= Entries provided =
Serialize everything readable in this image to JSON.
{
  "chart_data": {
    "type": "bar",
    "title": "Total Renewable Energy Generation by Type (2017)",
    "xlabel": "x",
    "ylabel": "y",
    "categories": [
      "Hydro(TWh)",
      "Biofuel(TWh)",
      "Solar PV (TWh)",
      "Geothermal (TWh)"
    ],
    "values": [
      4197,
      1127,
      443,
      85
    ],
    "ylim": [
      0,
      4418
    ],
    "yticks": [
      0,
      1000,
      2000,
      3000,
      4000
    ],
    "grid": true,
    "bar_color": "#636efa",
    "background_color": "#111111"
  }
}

= Problem statement =
Reproduce all of the entries word for word.

= The output =
Serialize everything readable in this image to JSON.
{
  "chart_data": {
    "type": "bar",
    "title": "Total Renewable Energy Generation by Type (2017)",
    "xlabel": "x",
    "ylabel": "y",
    "categories": [
      "Hydro(TWh)",
      "Biofuel(TWh)",
      "Solar PV (TWh)",
      "Geothermal (TWh)"
    ],
    "values": [
      4197,
      1127,
      443,
      85
    ],
    "ylim": [
      0,
      4418
    ],
    "yticks": [
      0,
      1000,
      2000,
      3000,
      4000
    ],
    "grid": true,
    "bar_color": "#636efa",
    "background_color": "#111111"
  }
}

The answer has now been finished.